Work item: Give back nothing but the number of lines in these entries that contain the word "Meteo".

<<<<

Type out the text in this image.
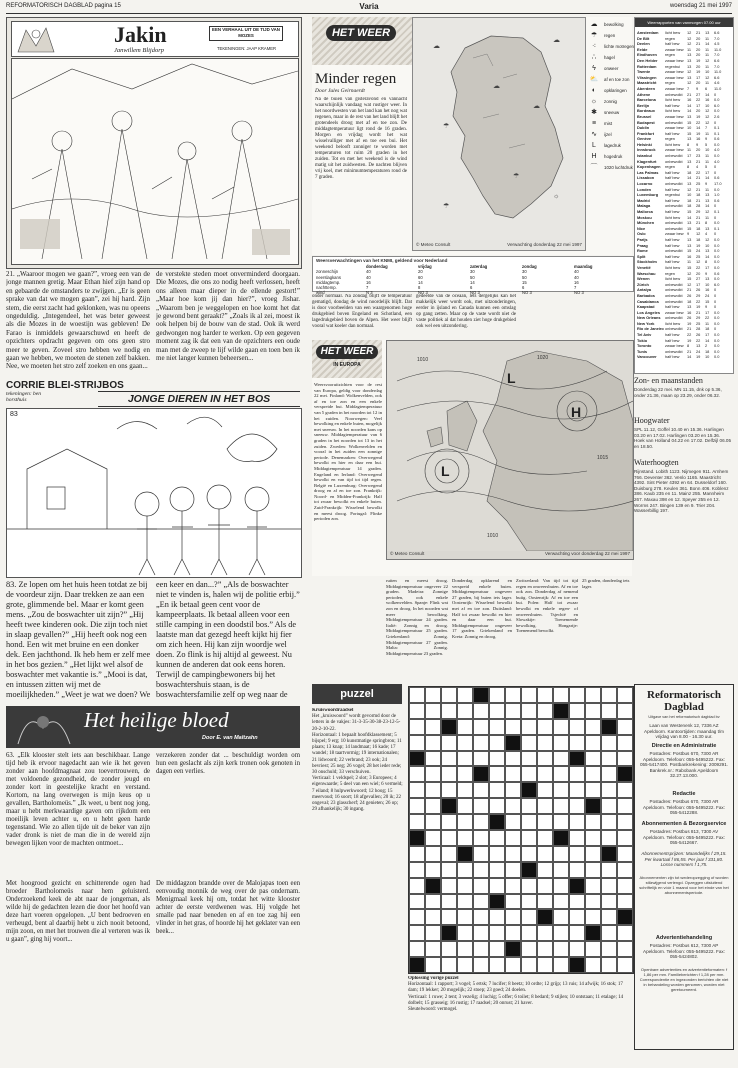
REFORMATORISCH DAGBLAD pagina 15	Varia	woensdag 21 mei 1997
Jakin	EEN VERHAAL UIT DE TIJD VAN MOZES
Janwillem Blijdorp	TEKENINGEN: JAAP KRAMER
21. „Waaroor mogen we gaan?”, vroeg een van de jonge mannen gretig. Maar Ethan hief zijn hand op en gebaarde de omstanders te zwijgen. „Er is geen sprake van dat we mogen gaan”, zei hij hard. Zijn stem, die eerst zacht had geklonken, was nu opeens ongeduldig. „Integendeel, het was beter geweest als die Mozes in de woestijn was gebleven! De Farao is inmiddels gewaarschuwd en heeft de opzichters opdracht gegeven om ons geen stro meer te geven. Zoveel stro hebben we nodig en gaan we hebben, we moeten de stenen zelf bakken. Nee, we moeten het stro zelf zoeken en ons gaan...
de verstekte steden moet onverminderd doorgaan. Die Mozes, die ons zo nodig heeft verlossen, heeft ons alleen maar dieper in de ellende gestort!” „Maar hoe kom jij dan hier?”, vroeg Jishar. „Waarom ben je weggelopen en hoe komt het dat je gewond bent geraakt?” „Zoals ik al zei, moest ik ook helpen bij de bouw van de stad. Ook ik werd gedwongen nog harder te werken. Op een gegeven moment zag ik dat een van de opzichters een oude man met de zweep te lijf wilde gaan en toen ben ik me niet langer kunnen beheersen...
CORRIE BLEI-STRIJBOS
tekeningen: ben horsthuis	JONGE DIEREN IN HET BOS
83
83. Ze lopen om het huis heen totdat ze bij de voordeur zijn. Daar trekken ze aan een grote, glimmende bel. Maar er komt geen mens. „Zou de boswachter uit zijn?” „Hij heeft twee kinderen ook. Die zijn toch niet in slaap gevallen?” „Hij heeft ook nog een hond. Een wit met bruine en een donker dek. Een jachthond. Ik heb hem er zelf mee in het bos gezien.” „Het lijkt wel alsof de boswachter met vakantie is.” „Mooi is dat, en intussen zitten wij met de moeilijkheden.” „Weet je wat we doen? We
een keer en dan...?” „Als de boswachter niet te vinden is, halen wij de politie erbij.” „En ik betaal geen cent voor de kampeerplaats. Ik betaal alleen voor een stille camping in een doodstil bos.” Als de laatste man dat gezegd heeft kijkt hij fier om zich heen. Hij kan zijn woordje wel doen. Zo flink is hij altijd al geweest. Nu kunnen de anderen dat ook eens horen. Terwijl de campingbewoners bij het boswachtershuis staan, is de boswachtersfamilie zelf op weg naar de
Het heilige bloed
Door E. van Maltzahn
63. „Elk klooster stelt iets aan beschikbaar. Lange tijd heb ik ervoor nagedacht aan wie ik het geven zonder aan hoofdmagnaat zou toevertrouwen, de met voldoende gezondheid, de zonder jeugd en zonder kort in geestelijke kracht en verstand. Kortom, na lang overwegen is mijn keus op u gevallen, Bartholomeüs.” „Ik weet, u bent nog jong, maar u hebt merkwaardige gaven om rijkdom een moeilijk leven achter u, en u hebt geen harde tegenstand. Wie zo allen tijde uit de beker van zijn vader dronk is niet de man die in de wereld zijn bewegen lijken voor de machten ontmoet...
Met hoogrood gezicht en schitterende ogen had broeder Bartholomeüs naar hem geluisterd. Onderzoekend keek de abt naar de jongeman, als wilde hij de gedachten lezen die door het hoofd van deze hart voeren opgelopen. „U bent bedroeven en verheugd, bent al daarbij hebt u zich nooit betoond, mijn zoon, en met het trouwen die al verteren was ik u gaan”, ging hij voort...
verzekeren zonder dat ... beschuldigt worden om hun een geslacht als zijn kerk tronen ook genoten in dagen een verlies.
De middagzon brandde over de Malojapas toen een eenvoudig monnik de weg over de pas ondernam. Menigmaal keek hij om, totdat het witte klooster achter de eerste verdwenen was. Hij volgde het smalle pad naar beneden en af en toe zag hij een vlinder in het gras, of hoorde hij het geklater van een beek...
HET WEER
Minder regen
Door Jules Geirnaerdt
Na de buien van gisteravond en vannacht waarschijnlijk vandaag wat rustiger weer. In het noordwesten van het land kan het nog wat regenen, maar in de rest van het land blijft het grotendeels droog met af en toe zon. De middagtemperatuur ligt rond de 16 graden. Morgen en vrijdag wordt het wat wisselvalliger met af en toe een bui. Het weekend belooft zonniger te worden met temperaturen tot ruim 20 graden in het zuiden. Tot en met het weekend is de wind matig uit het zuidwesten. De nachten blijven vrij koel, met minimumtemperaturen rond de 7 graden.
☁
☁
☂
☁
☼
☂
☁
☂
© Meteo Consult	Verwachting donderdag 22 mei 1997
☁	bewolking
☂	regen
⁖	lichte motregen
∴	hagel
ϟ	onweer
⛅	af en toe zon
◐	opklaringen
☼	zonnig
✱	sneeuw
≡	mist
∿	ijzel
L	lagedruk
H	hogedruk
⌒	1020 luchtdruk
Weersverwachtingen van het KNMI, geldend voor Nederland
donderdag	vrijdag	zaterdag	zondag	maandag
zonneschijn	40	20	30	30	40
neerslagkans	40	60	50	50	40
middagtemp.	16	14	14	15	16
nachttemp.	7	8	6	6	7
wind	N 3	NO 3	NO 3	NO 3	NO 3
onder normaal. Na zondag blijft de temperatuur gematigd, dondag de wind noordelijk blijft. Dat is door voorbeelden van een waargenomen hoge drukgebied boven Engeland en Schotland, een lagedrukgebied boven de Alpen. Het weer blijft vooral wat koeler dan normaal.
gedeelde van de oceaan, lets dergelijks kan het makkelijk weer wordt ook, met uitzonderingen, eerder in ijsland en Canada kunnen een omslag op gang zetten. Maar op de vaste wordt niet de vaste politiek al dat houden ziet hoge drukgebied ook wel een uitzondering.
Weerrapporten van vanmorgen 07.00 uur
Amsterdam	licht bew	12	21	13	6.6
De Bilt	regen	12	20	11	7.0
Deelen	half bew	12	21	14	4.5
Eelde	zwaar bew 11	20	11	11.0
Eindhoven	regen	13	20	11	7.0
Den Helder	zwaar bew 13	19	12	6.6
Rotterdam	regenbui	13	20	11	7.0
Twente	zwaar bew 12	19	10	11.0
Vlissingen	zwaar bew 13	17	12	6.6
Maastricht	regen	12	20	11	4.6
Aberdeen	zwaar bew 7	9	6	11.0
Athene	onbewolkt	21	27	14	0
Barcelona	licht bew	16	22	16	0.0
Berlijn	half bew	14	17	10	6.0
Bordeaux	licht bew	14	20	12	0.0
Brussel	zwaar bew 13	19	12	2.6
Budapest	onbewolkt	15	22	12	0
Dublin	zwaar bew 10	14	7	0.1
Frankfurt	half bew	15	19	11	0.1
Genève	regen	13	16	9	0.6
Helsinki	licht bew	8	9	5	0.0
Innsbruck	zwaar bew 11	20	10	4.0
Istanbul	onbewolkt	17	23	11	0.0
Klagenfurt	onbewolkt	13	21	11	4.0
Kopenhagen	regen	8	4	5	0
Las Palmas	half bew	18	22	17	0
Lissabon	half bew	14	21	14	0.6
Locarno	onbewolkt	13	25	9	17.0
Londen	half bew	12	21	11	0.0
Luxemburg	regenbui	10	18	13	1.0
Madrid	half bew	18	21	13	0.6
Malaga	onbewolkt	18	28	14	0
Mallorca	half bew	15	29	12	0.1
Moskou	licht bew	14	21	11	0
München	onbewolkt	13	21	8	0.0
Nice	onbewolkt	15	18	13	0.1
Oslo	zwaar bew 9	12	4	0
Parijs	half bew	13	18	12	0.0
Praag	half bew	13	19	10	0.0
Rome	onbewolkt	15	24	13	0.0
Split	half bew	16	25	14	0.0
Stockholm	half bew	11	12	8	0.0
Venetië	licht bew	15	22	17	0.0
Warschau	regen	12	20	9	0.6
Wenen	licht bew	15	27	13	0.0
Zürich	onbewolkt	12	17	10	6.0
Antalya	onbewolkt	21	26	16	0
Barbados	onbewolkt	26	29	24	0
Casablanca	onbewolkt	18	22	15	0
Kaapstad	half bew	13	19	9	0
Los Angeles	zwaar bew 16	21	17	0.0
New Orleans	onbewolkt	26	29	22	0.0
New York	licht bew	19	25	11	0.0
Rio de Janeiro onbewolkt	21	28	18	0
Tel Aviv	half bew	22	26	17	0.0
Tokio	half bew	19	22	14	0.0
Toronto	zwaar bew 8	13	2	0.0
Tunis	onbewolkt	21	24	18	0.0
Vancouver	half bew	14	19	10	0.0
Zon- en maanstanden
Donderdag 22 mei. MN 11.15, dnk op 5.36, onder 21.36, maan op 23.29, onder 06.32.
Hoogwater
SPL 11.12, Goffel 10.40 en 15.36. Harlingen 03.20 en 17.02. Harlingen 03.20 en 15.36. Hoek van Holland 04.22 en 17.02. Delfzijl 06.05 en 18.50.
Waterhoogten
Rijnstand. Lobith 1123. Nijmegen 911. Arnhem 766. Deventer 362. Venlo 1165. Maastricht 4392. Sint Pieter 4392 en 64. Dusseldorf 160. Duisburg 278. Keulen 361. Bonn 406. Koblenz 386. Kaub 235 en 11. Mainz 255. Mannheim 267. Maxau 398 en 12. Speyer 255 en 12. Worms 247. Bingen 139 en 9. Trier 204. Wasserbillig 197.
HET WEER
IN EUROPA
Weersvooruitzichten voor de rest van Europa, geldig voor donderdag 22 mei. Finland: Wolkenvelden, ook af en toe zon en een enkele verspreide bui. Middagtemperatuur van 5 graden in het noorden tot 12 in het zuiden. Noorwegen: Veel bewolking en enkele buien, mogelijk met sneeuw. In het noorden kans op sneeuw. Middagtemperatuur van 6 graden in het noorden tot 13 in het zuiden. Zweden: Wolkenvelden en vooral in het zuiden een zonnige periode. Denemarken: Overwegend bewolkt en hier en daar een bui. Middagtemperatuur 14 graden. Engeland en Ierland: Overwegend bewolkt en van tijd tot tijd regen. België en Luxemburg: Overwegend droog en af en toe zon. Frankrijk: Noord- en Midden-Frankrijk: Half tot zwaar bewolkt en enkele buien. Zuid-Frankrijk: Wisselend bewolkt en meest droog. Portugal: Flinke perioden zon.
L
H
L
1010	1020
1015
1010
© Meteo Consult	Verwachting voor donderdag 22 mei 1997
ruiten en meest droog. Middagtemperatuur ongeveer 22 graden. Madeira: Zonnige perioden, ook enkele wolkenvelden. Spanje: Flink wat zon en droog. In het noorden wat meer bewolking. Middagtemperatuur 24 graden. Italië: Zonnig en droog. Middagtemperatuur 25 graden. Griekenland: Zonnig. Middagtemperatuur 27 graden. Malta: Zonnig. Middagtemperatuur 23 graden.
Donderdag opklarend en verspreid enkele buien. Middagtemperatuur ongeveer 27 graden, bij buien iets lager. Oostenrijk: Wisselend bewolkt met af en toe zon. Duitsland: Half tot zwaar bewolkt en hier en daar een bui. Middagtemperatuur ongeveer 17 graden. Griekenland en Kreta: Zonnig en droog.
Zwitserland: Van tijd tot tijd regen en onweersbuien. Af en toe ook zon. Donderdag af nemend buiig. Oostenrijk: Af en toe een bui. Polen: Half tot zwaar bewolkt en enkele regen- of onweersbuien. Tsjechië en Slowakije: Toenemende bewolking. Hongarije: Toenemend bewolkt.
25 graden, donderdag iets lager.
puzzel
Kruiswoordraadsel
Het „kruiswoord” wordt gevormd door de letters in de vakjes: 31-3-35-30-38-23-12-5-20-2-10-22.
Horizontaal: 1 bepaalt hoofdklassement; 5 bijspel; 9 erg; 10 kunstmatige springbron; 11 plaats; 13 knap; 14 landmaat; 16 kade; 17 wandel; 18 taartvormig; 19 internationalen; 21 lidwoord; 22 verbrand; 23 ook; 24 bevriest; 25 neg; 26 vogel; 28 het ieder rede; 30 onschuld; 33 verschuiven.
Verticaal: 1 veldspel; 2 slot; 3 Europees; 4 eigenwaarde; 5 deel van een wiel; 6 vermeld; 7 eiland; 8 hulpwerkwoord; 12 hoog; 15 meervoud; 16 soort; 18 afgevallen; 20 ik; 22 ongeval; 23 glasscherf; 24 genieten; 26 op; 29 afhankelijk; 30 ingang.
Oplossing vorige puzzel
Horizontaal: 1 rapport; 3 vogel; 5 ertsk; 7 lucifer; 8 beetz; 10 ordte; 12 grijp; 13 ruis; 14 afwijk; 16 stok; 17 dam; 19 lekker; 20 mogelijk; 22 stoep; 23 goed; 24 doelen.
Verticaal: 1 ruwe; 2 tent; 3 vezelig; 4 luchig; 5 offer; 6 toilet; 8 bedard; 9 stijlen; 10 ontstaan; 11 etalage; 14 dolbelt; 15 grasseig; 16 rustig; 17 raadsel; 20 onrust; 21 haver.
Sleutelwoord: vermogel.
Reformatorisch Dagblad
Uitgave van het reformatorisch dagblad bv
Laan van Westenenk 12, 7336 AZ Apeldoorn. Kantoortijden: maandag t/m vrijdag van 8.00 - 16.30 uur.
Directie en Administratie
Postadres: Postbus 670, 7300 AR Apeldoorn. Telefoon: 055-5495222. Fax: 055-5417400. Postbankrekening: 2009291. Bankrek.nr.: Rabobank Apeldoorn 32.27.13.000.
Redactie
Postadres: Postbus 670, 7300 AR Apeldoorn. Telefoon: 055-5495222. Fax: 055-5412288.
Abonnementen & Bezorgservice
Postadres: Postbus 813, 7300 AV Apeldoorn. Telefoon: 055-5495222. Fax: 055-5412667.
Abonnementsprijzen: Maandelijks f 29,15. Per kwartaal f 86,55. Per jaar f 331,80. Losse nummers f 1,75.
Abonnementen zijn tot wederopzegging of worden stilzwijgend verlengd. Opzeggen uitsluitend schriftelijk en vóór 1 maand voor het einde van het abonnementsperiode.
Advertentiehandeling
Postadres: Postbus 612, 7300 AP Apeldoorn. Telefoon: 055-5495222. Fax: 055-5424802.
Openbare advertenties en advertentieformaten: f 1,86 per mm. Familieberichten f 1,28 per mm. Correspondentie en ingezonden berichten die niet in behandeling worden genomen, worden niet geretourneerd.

>>>>
<<<<

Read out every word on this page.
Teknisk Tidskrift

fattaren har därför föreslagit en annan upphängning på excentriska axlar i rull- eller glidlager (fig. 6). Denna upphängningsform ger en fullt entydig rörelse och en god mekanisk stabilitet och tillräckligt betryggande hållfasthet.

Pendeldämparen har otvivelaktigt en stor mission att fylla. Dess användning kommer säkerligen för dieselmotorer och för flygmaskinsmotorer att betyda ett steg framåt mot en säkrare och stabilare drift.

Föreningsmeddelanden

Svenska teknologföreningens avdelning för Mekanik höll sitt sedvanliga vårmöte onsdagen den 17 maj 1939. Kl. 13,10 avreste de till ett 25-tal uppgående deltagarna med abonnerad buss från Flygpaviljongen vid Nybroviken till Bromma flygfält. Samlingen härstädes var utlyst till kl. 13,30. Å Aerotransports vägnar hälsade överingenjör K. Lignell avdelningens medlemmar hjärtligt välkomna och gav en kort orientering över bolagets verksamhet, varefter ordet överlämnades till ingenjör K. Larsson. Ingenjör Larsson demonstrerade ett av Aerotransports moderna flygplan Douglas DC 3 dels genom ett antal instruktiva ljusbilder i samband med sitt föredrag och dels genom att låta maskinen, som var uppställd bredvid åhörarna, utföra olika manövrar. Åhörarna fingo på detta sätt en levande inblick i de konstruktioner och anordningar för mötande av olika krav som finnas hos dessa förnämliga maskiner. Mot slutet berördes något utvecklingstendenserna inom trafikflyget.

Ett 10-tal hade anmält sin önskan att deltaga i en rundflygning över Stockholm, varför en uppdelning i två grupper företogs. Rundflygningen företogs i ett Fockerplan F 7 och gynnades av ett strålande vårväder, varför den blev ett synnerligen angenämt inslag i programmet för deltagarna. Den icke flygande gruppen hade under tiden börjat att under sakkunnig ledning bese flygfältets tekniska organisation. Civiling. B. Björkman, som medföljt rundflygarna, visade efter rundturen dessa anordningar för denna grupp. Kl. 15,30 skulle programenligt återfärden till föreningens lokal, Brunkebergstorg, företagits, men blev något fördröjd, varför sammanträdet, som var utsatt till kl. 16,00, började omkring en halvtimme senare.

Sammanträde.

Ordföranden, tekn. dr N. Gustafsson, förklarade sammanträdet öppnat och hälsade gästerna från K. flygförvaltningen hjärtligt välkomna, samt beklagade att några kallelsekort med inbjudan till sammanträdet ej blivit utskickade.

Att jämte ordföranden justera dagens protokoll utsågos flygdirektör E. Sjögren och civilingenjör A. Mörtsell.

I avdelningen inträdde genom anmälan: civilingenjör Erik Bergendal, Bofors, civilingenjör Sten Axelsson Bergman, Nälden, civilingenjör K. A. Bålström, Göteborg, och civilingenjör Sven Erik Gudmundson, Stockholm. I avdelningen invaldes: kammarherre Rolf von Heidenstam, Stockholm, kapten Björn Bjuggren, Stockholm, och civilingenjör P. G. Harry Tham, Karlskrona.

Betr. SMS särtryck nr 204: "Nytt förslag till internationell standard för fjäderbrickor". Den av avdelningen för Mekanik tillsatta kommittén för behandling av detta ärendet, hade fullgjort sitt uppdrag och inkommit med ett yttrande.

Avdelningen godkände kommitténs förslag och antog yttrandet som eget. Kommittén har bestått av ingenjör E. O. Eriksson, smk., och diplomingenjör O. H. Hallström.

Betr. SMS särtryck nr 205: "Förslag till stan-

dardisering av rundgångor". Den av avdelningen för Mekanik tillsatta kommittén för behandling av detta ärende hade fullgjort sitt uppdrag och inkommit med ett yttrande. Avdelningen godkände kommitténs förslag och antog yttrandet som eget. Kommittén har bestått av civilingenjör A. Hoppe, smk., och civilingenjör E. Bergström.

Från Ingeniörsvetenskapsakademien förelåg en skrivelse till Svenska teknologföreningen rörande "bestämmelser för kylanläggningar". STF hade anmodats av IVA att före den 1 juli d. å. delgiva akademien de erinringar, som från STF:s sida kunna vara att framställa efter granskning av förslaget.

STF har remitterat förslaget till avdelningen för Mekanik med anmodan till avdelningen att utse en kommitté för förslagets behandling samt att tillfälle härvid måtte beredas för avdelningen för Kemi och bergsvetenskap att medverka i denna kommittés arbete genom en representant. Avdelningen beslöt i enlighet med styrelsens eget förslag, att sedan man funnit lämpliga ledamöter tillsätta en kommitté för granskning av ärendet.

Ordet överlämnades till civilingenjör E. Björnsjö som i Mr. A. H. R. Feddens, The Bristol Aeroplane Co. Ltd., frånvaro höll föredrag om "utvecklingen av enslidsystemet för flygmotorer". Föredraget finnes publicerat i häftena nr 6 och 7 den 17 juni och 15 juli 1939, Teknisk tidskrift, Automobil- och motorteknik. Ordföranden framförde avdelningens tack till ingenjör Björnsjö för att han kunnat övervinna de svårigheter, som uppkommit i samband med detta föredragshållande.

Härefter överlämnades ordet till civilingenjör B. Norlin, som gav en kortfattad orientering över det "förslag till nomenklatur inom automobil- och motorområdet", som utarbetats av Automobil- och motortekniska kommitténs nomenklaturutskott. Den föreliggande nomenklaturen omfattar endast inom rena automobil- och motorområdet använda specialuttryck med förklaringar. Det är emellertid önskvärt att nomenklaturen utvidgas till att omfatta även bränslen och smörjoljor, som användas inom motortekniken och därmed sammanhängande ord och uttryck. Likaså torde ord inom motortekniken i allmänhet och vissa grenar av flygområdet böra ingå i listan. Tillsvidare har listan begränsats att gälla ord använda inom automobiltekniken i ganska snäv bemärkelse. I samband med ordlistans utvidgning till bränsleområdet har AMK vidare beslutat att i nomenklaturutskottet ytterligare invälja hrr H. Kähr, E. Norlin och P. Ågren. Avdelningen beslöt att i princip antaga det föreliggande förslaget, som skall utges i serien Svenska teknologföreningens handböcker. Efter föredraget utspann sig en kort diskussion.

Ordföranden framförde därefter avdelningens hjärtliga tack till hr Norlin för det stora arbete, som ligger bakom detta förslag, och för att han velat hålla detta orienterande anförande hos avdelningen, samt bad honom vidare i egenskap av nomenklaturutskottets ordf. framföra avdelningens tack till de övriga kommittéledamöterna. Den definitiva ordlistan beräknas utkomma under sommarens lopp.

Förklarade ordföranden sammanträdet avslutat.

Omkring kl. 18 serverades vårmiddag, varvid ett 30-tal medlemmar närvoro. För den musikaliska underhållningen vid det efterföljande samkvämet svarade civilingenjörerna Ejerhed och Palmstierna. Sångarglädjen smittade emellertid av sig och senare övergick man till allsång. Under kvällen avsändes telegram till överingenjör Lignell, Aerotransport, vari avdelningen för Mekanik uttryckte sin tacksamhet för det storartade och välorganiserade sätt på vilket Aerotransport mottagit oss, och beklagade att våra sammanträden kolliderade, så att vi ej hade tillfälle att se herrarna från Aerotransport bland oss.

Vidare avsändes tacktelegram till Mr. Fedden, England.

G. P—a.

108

>>>>

The answer: 2